Copy word for word the part of the acetylcholinesterase metabolism abstract starting at "Heavy isotope-labeling study" and ending at "hybrid cell line.".

Passage for review —
—————

Heavy isotope-labeling study of the metabolism of monomeric and tetrameric acetylcholinesterase forms in the murine neuronal-like T 28 hybrid cell line.

We have used the method of heavy isotope labeling to study the metabolic turnover of acetylcholinesterase forms in the neuroblastoma-derived T 28 hybrid cells in their differentiated state. These cells contain mostly G1 and G4 forms, together with a small proportion of G2, and secrete all these forms into the culture medium. The cells maintained constant and equal levels of acetylcholinesterase, with the same proportions of molecular forms, in a medium containing heavy isotope-labeled amino acids and in a control light medium of similar composition. In addition, they secreted acetylcholinesterase at the same rate in both media. After transfer of the cells into the heavy medium, heavy isotope-labeled acetylcholinesterase molecules progressively replace preexisting light molecules. We analyzed heavy and light components of acetylcholinesterase for each of the two major G1 and G4 forms, by reconstructing the pattern obtained in sucrose gradient differential sedimentation, using combinations of weighted elementary distributions. Heavy molecules were detected in cellular extracts after about 30 min for G1 and 3 h for G4. Both heavy forms also appeared in the medium after a lag of about 3 h. The cellular complement of G1 was renewed much faster than that of G4, the levels of the light forms being reduced to 50% of the original level after 3.5 and 40 h, respectively. Each of these forms appeared to consist of several metabolic pools, and we present simplified models which describe their possible relationships.

—————

Given information —
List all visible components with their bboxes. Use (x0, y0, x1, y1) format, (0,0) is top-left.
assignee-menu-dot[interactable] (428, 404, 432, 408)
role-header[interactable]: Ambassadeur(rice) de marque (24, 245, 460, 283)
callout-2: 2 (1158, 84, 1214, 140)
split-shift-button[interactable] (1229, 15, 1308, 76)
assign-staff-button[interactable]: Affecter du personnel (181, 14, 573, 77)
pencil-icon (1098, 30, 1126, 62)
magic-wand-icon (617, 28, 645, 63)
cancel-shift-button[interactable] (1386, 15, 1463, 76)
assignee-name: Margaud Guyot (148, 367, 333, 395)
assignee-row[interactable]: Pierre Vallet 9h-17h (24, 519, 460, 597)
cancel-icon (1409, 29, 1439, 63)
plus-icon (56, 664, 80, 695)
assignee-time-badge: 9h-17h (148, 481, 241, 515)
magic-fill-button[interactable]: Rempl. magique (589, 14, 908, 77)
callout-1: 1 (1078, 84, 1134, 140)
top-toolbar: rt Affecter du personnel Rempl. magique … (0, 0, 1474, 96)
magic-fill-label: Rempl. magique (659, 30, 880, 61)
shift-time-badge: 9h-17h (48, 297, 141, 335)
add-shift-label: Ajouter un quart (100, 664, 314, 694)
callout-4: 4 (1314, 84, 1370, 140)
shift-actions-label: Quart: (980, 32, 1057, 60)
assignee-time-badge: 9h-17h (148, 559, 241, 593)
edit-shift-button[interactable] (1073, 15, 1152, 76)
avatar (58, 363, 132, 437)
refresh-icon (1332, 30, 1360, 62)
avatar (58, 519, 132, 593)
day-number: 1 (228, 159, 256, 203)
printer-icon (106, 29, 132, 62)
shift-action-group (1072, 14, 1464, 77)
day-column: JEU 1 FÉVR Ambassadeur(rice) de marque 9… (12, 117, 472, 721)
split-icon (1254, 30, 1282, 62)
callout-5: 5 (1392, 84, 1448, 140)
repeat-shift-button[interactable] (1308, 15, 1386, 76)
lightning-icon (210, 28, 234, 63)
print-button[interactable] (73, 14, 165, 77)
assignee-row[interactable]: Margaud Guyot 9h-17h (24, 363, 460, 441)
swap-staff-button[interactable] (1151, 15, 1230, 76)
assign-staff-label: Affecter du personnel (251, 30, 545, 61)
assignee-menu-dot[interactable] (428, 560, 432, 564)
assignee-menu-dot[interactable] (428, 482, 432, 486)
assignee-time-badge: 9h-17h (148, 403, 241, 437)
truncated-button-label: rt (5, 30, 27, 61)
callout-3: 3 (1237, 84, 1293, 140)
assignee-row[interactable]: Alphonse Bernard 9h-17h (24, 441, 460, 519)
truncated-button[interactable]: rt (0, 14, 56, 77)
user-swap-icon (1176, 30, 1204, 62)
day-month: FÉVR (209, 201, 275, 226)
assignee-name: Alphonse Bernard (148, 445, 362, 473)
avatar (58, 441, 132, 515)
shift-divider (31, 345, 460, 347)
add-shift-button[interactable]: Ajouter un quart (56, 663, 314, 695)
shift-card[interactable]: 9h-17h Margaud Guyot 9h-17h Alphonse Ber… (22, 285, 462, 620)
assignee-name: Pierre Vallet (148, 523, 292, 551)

—————

Response to this exercise —
Heavy isotope-labeling study of the metabolism of monomeric and tetrameric acetylcholinesterase forms in the murine neuronal-like T 28 hybrid cell line.